PROVIDED DATA
* * * * *

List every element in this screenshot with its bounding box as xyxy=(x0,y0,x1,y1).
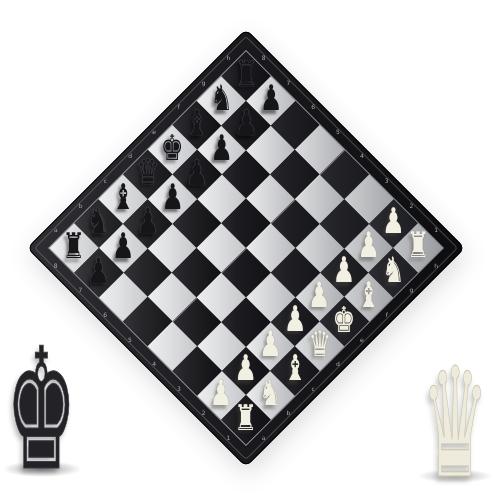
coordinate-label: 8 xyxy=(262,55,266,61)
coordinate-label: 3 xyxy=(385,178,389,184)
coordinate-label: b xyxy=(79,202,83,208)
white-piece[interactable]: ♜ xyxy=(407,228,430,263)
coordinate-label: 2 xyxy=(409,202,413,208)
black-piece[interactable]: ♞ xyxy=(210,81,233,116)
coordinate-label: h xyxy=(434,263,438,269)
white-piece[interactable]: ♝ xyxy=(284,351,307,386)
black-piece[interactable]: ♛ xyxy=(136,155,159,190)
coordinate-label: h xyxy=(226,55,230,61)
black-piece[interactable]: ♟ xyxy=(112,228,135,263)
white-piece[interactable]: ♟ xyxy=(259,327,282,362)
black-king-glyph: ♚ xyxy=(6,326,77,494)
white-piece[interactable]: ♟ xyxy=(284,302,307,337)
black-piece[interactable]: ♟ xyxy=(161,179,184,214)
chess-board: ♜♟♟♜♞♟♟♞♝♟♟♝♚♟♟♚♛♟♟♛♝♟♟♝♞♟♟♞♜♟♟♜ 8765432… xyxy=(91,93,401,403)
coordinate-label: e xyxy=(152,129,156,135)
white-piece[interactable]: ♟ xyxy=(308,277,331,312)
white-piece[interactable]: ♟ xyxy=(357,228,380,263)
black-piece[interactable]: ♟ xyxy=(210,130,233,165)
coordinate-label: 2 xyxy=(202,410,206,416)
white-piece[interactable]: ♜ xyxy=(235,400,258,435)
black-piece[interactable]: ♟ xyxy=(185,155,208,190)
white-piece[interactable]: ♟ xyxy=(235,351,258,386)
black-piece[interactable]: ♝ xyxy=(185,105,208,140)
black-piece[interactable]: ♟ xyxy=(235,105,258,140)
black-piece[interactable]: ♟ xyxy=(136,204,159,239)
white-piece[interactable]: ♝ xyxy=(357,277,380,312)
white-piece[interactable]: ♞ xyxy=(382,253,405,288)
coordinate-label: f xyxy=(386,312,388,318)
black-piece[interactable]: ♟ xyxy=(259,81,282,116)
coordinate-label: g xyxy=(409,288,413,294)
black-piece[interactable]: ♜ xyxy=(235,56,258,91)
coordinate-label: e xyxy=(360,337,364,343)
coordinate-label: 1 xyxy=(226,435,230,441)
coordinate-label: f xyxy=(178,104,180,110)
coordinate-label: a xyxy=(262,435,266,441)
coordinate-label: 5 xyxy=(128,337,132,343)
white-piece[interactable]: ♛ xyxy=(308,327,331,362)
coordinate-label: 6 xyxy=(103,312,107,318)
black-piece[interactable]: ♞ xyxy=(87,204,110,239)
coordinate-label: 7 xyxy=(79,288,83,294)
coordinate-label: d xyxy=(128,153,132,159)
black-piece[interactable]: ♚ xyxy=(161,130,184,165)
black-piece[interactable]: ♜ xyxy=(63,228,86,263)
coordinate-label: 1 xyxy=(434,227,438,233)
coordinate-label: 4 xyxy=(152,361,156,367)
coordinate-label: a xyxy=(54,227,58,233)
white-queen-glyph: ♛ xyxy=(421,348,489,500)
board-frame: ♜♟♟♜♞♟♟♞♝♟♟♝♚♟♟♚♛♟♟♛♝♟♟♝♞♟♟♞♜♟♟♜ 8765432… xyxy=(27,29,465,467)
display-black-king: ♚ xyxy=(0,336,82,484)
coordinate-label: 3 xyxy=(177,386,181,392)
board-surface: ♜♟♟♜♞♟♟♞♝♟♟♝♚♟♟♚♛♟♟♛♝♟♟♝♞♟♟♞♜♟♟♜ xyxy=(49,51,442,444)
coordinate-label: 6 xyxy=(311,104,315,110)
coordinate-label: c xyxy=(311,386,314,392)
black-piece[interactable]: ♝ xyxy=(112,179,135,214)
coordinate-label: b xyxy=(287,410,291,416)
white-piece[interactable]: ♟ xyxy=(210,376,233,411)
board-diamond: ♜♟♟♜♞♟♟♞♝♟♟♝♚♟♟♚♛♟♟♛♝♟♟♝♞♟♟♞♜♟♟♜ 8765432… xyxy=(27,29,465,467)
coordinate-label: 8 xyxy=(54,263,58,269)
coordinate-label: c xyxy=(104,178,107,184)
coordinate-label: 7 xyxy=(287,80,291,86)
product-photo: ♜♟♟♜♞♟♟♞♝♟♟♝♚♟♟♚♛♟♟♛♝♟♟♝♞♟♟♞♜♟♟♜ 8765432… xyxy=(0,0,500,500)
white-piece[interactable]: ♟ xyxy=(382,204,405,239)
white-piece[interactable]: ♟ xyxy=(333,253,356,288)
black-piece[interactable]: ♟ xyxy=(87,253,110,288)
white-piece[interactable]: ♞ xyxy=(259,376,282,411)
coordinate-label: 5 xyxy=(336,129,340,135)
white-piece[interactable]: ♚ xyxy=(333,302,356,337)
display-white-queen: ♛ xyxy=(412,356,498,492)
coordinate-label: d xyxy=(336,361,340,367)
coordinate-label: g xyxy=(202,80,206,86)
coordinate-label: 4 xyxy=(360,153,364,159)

* * * * *

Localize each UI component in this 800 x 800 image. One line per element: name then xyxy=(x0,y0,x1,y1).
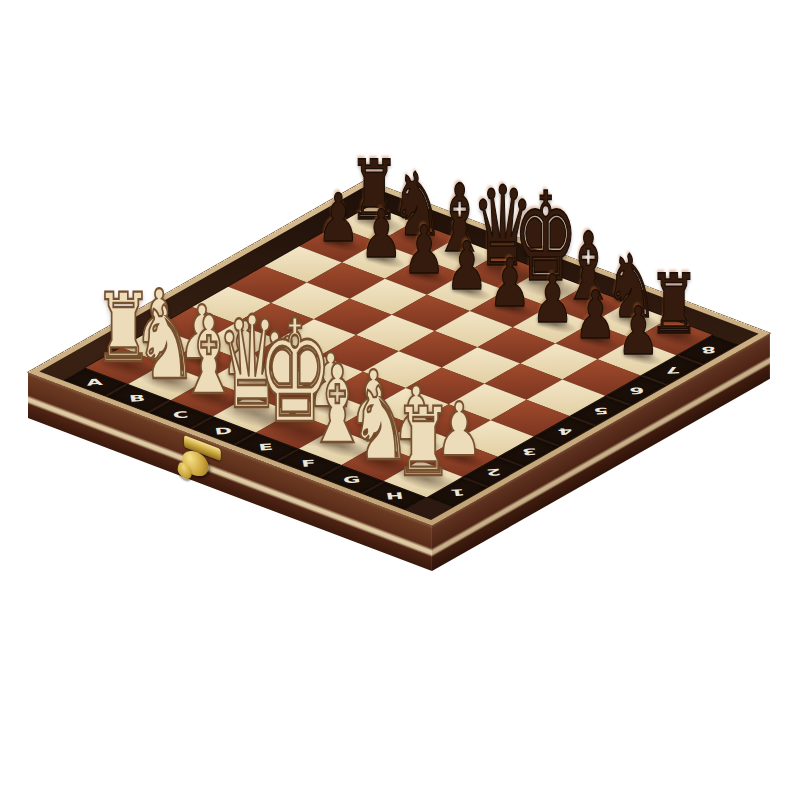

* * * * *

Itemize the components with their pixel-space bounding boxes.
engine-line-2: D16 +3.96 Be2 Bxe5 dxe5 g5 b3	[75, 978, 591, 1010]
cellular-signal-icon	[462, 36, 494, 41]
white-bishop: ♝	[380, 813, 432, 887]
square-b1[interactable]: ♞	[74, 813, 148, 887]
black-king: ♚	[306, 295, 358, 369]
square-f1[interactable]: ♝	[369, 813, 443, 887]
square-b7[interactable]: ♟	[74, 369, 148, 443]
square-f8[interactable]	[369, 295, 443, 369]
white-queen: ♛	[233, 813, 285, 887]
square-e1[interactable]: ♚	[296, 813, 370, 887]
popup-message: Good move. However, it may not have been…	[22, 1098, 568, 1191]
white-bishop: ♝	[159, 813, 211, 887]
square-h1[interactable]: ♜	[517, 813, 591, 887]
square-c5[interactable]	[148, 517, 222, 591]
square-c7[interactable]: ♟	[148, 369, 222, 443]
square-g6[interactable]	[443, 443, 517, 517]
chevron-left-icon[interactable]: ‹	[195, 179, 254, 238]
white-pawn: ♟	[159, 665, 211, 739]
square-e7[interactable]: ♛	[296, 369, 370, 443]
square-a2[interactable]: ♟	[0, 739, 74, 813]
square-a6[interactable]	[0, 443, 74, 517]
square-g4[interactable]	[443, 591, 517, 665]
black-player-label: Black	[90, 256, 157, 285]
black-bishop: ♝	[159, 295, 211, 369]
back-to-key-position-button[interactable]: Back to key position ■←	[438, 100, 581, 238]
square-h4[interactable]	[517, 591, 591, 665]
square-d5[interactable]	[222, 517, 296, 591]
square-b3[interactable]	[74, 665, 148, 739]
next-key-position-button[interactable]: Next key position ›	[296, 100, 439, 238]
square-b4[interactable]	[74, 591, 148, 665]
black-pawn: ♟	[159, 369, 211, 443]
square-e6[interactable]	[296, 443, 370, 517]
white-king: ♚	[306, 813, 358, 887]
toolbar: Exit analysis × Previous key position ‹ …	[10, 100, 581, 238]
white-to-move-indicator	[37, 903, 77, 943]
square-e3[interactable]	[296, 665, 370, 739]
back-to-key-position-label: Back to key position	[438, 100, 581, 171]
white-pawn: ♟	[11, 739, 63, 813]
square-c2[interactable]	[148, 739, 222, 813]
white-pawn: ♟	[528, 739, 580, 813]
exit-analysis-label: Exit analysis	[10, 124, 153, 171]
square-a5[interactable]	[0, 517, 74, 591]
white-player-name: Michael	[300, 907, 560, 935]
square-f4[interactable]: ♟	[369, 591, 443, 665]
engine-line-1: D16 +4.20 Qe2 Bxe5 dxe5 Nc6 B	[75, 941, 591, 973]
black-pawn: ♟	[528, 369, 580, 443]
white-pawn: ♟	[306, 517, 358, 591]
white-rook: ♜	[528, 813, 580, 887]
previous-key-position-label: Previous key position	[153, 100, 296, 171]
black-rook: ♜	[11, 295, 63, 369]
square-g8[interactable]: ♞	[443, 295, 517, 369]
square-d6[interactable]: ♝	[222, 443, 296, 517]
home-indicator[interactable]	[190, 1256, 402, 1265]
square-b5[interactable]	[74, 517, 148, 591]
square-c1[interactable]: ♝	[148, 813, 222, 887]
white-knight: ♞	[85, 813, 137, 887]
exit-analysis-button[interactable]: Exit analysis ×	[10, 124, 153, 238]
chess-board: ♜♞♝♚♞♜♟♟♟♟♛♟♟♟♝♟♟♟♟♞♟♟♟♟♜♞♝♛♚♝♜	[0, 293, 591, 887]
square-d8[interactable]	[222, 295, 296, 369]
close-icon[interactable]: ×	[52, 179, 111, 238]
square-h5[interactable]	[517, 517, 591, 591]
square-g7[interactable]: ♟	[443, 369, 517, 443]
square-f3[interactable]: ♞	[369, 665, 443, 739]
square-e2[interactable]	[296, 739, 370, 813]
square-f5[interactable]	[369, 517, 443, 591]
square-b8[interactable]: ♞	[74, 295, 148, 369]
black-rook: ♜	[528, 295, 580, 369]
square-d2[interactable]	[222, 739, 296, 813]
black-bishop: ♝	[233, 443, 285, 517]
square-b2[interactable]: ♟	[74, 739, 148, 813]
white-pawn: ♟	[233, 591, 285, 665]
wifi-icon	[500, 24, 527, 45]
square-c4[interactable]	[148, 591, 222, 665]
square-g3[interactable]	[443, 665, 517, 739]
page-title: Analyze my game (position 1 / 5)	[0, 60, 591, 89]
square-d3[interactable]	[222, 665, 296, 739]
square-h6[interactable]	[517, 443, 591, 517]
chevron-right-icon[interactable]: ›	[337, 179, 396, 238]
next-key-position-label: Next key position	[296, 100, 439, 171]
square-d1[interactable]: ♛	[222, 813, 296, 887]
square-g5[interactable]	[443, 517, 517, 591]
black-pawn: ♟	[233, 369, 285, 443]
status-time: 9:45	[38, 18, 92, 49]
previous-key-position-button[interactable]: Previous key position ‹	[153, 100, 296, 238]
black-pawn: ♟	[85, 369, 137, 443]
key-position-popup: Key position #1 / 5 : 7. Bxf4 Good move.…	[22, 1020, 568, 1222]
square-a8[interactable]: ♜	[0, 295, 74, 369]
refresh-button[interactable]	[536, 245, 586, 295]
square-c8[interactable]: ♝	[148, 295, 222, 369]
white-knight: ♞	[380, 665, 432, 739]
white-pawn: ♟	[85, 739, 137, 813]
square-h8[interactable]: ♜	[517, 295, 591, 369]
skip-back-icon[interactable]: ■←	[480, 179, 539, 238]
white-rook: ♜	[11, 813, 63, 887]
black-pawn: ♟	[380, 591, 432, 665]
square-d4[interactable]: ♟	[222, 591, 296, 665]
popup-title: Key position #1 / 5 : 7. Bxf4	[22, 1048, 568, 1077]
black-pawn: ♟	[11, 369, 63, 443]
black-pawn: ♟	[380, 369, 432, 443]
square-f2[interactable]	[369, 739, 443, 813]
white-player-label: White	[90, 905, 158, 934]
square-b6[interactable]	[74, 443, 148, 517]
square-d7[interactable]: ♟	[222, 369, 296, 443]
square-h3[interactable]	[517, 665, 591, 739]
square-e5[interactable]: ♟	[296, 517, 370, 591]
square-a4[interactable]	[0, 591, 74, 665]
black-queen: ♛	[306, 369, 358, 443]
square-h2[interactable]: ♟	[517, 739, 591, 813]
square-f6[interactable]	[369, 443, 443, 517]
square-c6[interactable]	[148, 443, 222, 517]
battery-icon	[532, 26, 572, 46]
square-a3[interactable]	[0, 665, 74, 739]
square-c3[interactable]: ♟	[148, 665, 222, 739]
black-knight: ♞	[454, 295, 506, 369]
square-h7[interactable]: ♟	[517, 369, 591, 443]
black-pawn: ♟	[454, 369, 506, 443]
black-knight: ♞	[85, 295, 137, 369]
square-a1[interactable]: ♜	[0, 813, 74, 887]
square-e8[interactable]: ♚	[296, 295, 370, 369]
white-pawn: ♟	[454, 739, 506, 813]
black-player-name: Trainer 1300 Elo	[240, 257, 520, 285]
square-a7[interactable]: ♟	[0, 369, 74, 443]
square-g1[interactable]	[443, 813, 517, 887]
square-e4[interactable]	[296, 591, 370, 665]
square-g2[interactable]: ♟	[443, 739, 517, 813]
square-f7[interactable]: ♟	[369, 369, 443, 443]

* * * * *

WRITTEN EXERCISE
Can you render the records as a numbered list, from the line with "List every element" up to and including the line with "coordinate-label: h xyxy=(434,263,438,269)", skipping blank lines and leaving the pictures out?

TASK ANSWER
1. List every element in this screenshot with its bounding box as xyxy=(x0,y0,x1,y1).
2. coordinate-label: 8 xyxy=(262,55,266,61)
3. coordinate-label: 3 xyxy=(385,178,389,184)
4. coordinate-label: b xyxy=(79,202,83,208)
5. white-piece[interactable]: ♜ xyxy=(407,228,430,263)
6. coordinate-label: 2 xyxy=(409,202,413,208)
7. black-piece[interactable]: ♞ xyxy=(210,81,233,116)
8. coordinate-label: h xyxy=(434,263,438,269)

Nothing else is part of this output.